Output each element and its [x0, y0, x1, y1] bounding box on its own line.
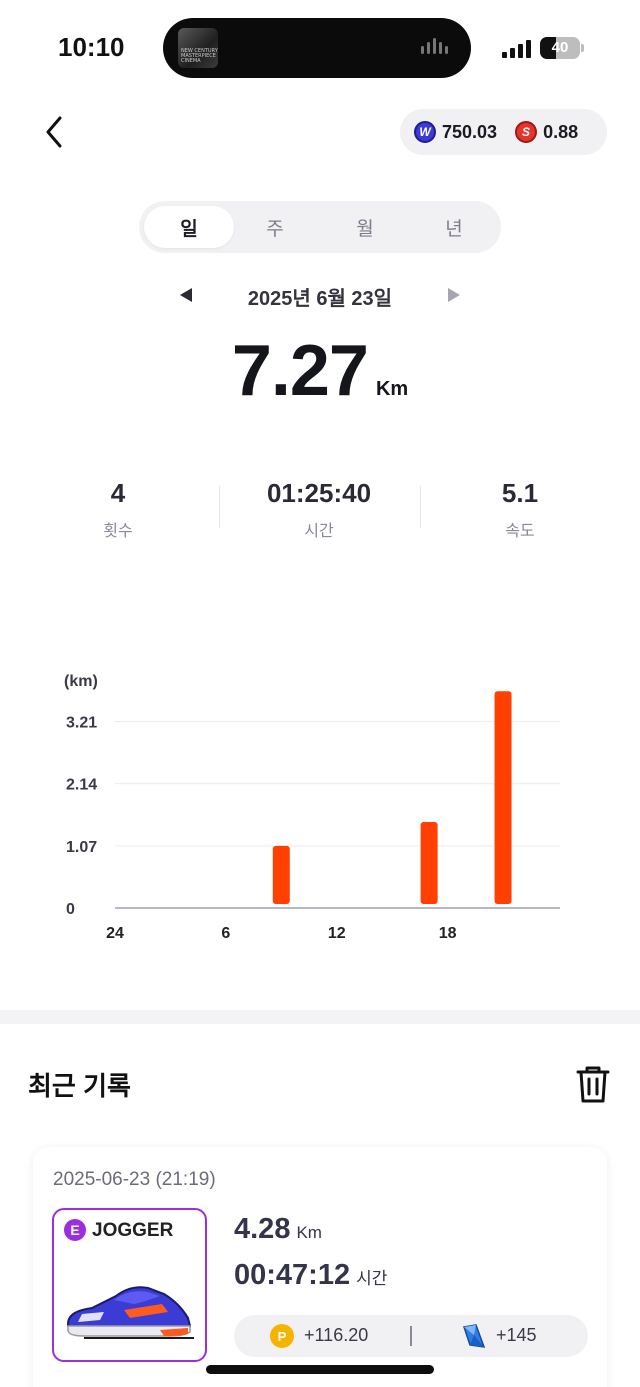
stat-speed-label: 속도	[505, 523, 535, 540]
chart-x-tick-label: 18	[439, 925, 457, 942]
total-distance: 7.27 Km	[0, 330, 640, 412]
battery-level: 40	[551, 39, 569, 56]
audio-wave-icon	[421, 38, 453, 58]
chart-bar	[494, 691, 512, 904]
total-distance-unit: Km	[375, 378, 409, 400]
balance-pill[interactable]: W 750.03 S 0.88	[400, 109, 607, 155]
chart-bar	[420, 822, 438, 904]
gem-icon	[463, 1324, 486, 1348]
date-label: 2025년 6월 23일	[247, 288, 393, 310]
record-time-unit: 시간	[356, 1269, 388, 1288]
reward-divider	[410, 1326, 412, 1346]
stat-time-value: 01:25:40	[266, 478, 372, 508]
triangle-right-icon	[448, 288, 460, 302]
section-separator	[0, 1010, 640, 1024]
stat-speed-value: 5.1	[501, 478, 539, 508]
chart-x-tick-label: 12	[328, 925, 346, 942]
shoe-type: JOGGER	[92, 1220, 174, 1241]
s-coin-icon: S	[515, 121, 538, 143]
delete-button[interactable]	[574, 1064, 612, 1104]
back-button[interactable]	[34, 112, 74, 152]
grade-badge: E	[64, 1219, 86, 1241]
home-indicator[interactable]	[206, 1365, 434, 1374]
record-card[interactable]: 2025-06-23 (21:19) E JOGGER 4.28 Km 00:47…	[33, 1147, 607, 1387]
chart-x-tick-label: 24	[106, 925, 124, 942]
dynamic-island[interactable]: NEW CENTURY MASTERPIECE CINEMA	[163, 18, 471, 78]
chart-y-tick-label: 3.21	[66, 715, 97, 732]
record-distance: 4.28 Km	[234, 1213, 322, 1246]
record-time-value: 00:47:12	[234, 1259, 351, 1291]
chart-y-tick-label: 0	[66, 901, 75, 918]
reward-points: +116.20	[304, 1325, 369, 1345]
tab-year[interactable]: 년	[409, 206, 499, 248]
status-time: 10:10	[58, 32, 125, 62]
total-distance-value: 7.27	[231, 331, 369, 411]
w-coin-icon: W	[414, 121, 436, 143]
status-bar: 10:10 NEW CENTURY MASTERPIECE CINEMA 40	[0, 0, 640, 96]
period-tabs: 일 주 월 년	[139, 201, 501, 253]
balance-w: 750.03	[442, 121, 498, 142]
shoe-thumbnail: E JOGGER	[52, 1208, 207, 1362]
artwork-text: NEW CENTURY MASTERPIECE CINEMA	[181, 48, 218, 64]
stat-count-label: 횟수	[103, 523, 133, 540]
cellular-signal-icon	[502, 38, 532, 58]
hourly-distance-chart: (km) 0 1.07 2.14 3.21 24 6 12 18	[64, 673, 560, 942]
tab-day[interactable]: 일	[144, 206, 234, 248]
reward-gems: +145	[496, 1325, 537, 1345]
previous-date-button[interactable]	[176, 284, 196, 306]
chart-y-tick-label: 2.14	[66, 777, 97, 794]
chart-bar	[272, 845, 290, 904]
chevron-left-icon	[46, 116, 62, 148]
trash-icon	[576, 1066, 610, 1103]
record-date: 2025-06-23 (21:19)	[53, 1169, 216, 1190]
triangle-left-icon	[180, 288, 192, 302]
battery-icon: 40	[540, 37, 580, 59]
stat-time-label: 시간	[304, 523, 334, 540]
recent-records-title: 최근 기록	[28, 1071, 131, 1101]
next-date-button[interactable]	[444, 284, 464, 306]
chart-y-tick-label: 1.07	[66, 839, 97, 856]
running-shoe-icon	[66, 1286, 194, 1339]
tab-month[interactable]: 월	[320, 206, 410, 248]
record-distance-unit: Km	[296, 1223, 322, 1242]
now-playing-artwork: NEW CENTURY MASTERPIECE CINEMA	[178, 28, 218, 68]
battery-cap	[581, 44, 584, 52]
stat-count-value: 4	[110, 478, 126, 508]
record-distance-value: 4.28	[234, 1213, 291, 1245]
stat-speed: 5.1 속도	[420, 478, 620, 541]
tab-week[interactable]: 주	[230, 206, 320, 248]
stat-time: 01:25:40 시간	[219, 478, 419, 541]
chart-y-axis-label: (km)	[64, 673, 98, 690]
reward-pill: P +116.20 +145	[234, 1315, 588, 1357]
stat-count: 4 횟수	[18, 478, 218, 541]
record-time: 00:47:12 시간	[234, 1259, 387, 1292]
balance-s: 0.88	[543, 121, 579, 142]
chart-x-tick-label: 6	[221, 925, 230, 942]
point-coin-icon: P	[270, 1324, 294, 1348]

-*-*-

### What you have to do
Copy the listing above verbatim, line by line, omitting the picture.

### Reply to the task
Output each element and its [x0, y0, x1, y1] bounding box on its own line.
stat-speed-label: 속도	[505, 523, 535, 540]
chart-x-tick-label: 18	[439, 925, 457, 942]
total-distance: 7.27 Km	[0, 330, 640, 412]
battery-level: 40	[551, 39, 569, 56]
audio-wave-icon	[421, 38, 453, 58]
chart-bar	[494, 691, 512, 904]
total-distance-unit: Km	[375, 378, 409, 400]
balance-pill[interactable]: W 750.03 S 0.88	[400, 109, 607, 155]
chart-bar	[420, 822, 438, 904]
gem-icon	[463, 1324, 486, 1348]
date-label: 2025년 6월 23일	[247, 288, 393, 310]
record-time-unit: 시간	[356, 1269, 388, 1288]
reward-divider	[410, 1326, 412, 1346]
stat-time-value: 01:25:40	[266, 478, 372, 508]
triangle-right-icon	[448, 288, 460, 302]
section-separator	[0, 1010, 640, 1024]
stat-speed-value: 5.1	[501, 478, 539, 508]
chart-x-tick-label: 12	[328, 925, 346, 942]
shoe-type: JOGGER	[92, 1220, 174, 1241]
s-coin-icon: S	[515, 121, 538, 143]
delete-button[interactable]	[574, 1064, 612, 1104]
back-button[interactable]	[34, 112, 74, 152]
grade-badge: E	[64, 1219, 86, 1241]
home-indicator[interactable]	[206, 1365, 434, 1374]
record-card[interactable]: 2025-06-23 (21:19) E JOGGER 4.28 Km 00:47…	[33, 1147, 607, 1387]
chart-x-tick-label: 24	[106, 925, 124, 942]
dynamic-island[interactable]: NEW CENTURY MASTERPIECE CINEMA	[163, 18, 471, 78]
chart-y-tick-label: 3.21	[66, 715, 97, 732]
record-distance: 4.28 Km	[234, 1213, 322, 1246]
record-time-value: 00:47:12	[234, 1259, 351, 1291]
chart-y-tick-label: 0	[66, 901, 75, 918]
reward-points: +116.20	[304, 1325, 369, 1345]
tab-year[interactable]: 년	[409, 206, 499, 248]
status-time: 10:10	[58, 32, 125, 62]
total-distance-value: 7.27	[231, 331, 369, 411]
w-coin-icon: W	[414, 121, 436, 143]
status-bar: 10:10 NEW CENTURY MASTERPIECE CINEMA 40	[0, 0, 640, 96]
period-tabs: 일 주 월 년	[139, 201, 501, 253]
balance-w: 750.03	[442, 121, 498, 142]
shoe-thumbnail: E JOGGER	[52, 1208, 207, 1362]
artwork-text: NEW CENTURY MASTERPIECE CINEMA	[181, 48, 218, 64]
stat-count-label: 횟수	[103, 523, 133, 540]
cellular-signal-icon	[502, 38, 532, 58]
hourly-distance-chart: (km) 0 1.07 2.14 3.21 24 6 12 18	[64, 673, 560, 942]
tab-day[interactable]: 일	[144, 206, 234, 248]
reward-gems: +145	[496, 1325, 537, 1345]
previous-date-button[interactable]	[176, 284, 196, 306]
chart-y-tick-label: 2.14	[66, 777, 97, 794]
chart-bar	[272, 845, 290, 904]
chevron-left-icon	[46, 116, 62, 148]
trash-icon	[576, 1066, 610, 1103]
record-date: 2025-06-23 (21:19)	[53, 1169, 216, 1190]
triangle-left-icon	[180, 288, 192, 302]
battery-icon: 40	[540, 37, 580, 59]
stat-time-label: 시간	[304, 523, 334, 540]
recent-records-title: 최근 기록	[28, 1071, 131, 1101]
next-date-button[interactable]	[444, 284, 464, 306]
chart-y-tick-label: 1.07	[66, 839, 97, 856]
running-shoe-icon	[66, 1286, 194, 1339]
tab-month[interactable]: 월	[320, 206, 410, 248]
record-distance-unit: Km	[296, 1223, 322, 1242]
now-playing-artwork: NEW CENTURY MASTERPIECE CINEMA	[178, 28, 218, 68]
battery-cap	[581, 44, 584, 52]
stat-count-value: 4	[110, 478, 126, 508]
record-distance-value: 4.28	[234, 1213, 291, 1245]
stat-speed: 5.1 속도	[420, 478, 620, 541]
tab-week[interactable]: 주	[230, 206, 320, 248]
stat-time: 01:25:40 시간	[219, 478, 419, 541]
chart-y-axis-label: (km)	[64, 673, 98, 690]
reward-pill: P +116.20 +145	[234, 1315, 588, 1357]
stat-count: 4 횟수	[18, 478, 218, 541]
record-time: 00:47:12 시간	[234, 1259, 387, 1292]
balance-s: 0.88	[543, 121, 579, 142]
chart-x-tick-label: 6	[221, 925, 230, 942]
point-coin-icon: P	[270, 1324, 294, 1348]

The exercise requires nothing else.